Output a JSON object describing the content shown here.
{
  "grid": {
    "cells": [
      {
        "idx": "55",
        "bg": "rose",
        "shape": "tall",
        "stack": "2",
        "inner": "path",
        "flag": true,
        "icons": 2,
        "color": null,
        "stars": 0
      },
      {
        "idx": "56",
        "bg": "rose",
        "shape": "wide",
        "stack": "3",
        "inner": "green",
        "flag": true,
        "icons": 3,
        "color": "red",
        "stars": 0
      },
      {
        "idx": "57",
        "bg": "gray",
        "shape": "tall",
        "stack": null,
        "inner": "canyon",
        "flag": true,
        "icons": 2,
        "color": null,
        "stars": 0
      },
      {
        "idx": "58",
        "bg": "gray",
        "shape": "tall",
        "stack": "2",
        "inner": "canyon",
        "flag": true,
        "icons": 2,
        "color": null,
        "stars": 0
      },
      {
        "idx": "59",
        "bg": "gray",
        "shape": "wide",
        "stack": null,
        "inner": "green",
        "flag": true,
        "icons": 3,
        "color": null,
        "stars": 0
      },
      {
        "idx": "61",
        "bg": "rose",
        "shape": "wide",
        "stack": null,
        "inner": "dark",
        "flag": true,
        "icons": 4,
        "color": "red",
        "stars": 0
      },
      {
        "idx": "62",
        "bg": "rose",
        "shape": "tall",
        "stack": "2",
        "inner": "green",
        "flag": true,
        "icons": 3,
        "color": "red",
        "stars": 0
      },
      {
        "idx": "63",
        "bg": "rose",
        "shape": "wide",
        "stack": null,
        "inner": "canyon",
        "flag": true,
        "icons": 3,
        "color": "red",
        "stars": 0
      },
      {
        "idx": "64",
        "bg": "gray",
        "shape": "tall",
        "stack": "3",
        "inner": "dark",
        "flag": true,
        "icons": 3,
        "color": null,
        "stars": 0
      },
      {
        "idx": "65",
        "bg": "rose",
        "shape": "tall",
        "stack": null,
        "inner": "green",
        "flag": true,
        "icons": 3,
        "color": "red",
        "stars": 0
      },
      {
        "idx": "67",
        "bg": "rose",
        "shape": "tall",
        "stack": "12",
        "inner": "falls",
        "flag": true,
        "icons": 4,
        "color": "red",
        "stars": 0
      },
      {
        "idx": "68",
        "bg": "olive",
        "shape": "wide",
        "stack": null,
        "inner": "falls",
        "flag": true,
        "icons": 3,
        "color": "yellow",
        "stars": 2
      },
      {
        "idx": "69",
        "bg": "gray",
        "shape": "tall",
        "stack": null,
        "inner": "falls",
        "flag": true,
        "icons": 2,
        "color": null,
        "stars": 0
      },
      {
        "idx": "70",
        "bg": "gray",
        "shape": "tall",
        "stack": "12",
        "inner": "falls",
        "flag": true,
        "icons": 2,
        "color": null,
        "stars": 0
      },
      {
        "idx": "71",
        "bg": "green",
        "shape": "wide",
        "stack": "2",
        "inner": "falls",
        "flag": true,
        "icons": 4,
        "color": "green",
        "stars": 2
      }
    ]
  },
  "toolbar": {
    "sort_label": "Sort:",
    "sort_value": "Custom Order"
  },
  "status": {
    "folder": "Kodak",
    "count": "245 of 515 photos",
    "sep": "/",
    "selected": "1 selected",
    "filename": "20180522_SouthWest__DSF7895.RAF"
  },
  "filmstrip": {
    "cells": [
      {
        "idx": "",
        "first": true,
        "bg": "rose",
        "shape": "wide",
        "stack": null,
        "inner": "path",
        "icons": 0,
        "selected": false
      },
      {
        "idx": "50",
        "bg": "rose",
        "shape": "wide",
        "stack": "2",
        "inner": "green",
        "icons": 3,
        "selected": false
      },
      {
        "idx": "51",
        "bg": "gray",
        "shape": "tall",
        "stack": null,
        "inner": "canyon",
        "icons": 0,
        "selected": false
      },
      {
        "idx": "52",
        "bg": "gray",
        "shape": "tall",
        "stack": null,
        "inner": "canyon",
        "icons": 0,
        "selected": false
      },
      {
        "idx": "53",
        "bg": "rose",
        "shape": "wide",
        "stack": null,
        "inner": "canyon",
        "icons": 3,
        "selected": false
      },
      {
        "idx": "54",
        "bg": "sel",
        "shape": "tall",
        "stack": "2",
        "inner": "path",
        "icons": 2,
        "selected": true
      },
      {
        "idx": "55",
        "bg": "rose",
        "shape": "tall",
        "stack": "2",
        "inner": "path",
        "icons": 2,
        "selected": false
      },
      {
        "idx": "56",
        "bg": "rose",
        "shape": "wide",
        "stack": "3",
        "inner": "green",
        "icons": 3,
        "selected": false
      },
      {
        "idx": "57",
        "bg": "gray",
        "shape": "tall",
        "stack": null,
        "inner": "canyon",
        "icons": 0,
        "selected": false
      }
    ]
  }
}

· · · · ·

BRIEF => Reproduce the full listing above, character for character.

RESULT OF THIS TASK =>
Output a JSON object describing the content shown here.
{
  "grid": {
    "cells": [
      {
        "idx": "55",
        "bg": "rose",
        "shape": "tall",
        "stack": "2",
        "inner": "path",
        "flag": true,
        "icons": 2,
        "color": null,
        "stars": 0
      },
      {
        "idx": "56",
        "bg": "rose",
        "shape": "wide",
        "stack": "3",
        "inner": "green",
        "flag": true,
        "icons": 3,
        "color": "red",
        "stars": 0
      },
      {
        "idx": "57",
        "bg": "gray",
        "shape": "tall",
        "stack": null,
        "inner": "canyon",
        "flag": true,
        "icons": 2,
        "color": null,
        "stars": 0
      },
      {
        "idx": "58",
        "bg": "gray",
        "shape": "tall",
        "stack": "2",
        "inner": "canyon",
        "flag": true,
        "icons": 2,
        "color": null,
        "stars": 0
      },
      {
        "idx": "59",
        "bg": "gray",
        "shape": "wide",
        "stack": null,
        "inner": "green",
        "flag": true,
        "icons": 3,
        "color": null,
        "stars": 0
      },
      {
        "idx": "61",
        "bg": "rose",
        "shape": "wide",
        "stack": null,
        "inner": "dark",
        "flag": true,
        "icons": 4,
        "color": "red",
        "stars": 0
      },
      {
        "idx": "62",
        "bg": "rose",
        "shape": "tall",
        "stack": "2",
        "inner": "green",
        "flag": true,
        "icons": 3,
        "color": "red",
        "stars": 0
      },
      {
        "idx": "63",
        "bg": "rose",
        "shape": "wide",
        "stack": null,
        "inner": "canyon",
        "flag": true,
        "icons": 3,
        "color": "red",
        "stars": 0
      },
      {
        "idx": "64",
        "bg": "gray",
        "shape": "tall",
        "stack": "3",
        "inner": "dark",
        "flag": true,
        "icons": 3,
        "color": null,
        "stars": 0
      },
      {
        "idx": "65",
        "bg": "rose",
        "shape": "tall",
        "stack": null,
        "inner": "green",
        "flag": true,
        "icons": 3,
        "color": "red",
        "stars": 0
      },
      {
        "idx": "67",
        "bg": "rose",
        "shape": "tall",
        "stack": "12",
        "inner": "falls",
        "flag": true,
        "icons": 4,
        "color": "red",
        "stars": 0
      },
      {
        "idx": "68",
        "bg": "olive",
        "shape": "wide",
        "stack": null,
        "inner": "falls",
        "flag": true,
        "icons": 3,
        "color": "yellow",
        "stars": 2
      },
      {
        "idx": "69",
        "bg": "gray",
        "shape": "tall",
        "stack": null,
        "inner": "falls",
        "flag": true,
        "icons": 2,
        "color": null,
        "stars": 0
      },
      {
        "idx": "70",
        "bg": "gray",
        "shape": "tall",
        "stack": "12",
        "inner": "falls",
        "flag": true,
        "icons": 2,
        "color": null,
        "stars": 0
      },
      {
        "idx": "71",
        "bg": "green",
        "shape": "wide",
        "stack": "2",
        "inner": "falls",
        "flag": true,
        "icons": 4,
        "color": "green",
        "stars": 2
      }
    ]
  },
  "toolbar": {
    "sort_label": "Sort:",
    "sort_value": "Custom Order"
  },
  "status": {
    "folder": "Kodak",
    "count": "245 of 515 photos",
    "sep": "/",
    "selected": "1 selected",
    "filename": "20180522_SouthWest__DSF7895.RAF"
  },
  "filmstrip": {
    "cells": [
      {
        "idx": "",
        "first": true,
        "bg": "rose",
        "shape": "wide",
        "stack": null,
        "inner": "path",
        "icons": 0,
        "selected": false
      },
      {
        "idx": "50",
        "bg": "rose",
        "shape": "wide",
        "stack": "2",
        "inner": "green",
        "icons": 3,
        "selected": false
      },
      {
        "idx": "51",
        "bg": "gray",
        "shape": "tall",
        "stack": null,
        "inner": "canyon",
        "icons": 0,
        "selected": false
      },
      {
        "idx": "52",
        "bg": "gray",
        "shape": "tall",
        "stack": null,
        "inner": "canyon",
        "icons": 0,
        "selected": false
      },
      {
        "idx": "53",
        "bg": "rose",
        "shape": "wide",
        "stack": null,
        "inner": "canyon",
        "icons": 3,
        "selected": false
      },
      {
        "idx": "54",
        "bg": "sel",
        "shape": "tall",
        "stack": "2",
        "inner": "path",
        "icons": 2,
        "selected": true
      },
      {
        "idx": "55",
        "bg": "rose",
        "shape": "tall",
        "stack": "2",
        "inner": "path",
        "icons": 2,
        "selected": false
      },
      {
        "idx": "56",
        "bg": "rose",
        "shape": "wide",
        "stack": "3",
        "inner": "green",
        "icons": 3,
        "selected": false
      },
      {
        "idx": "57",
        "bg": "gray",
        "shape": "tall",
        "stack": null,
        "inner": "canyon",
        "icons": 0,
        "selected": false
      }
    ]
  }
}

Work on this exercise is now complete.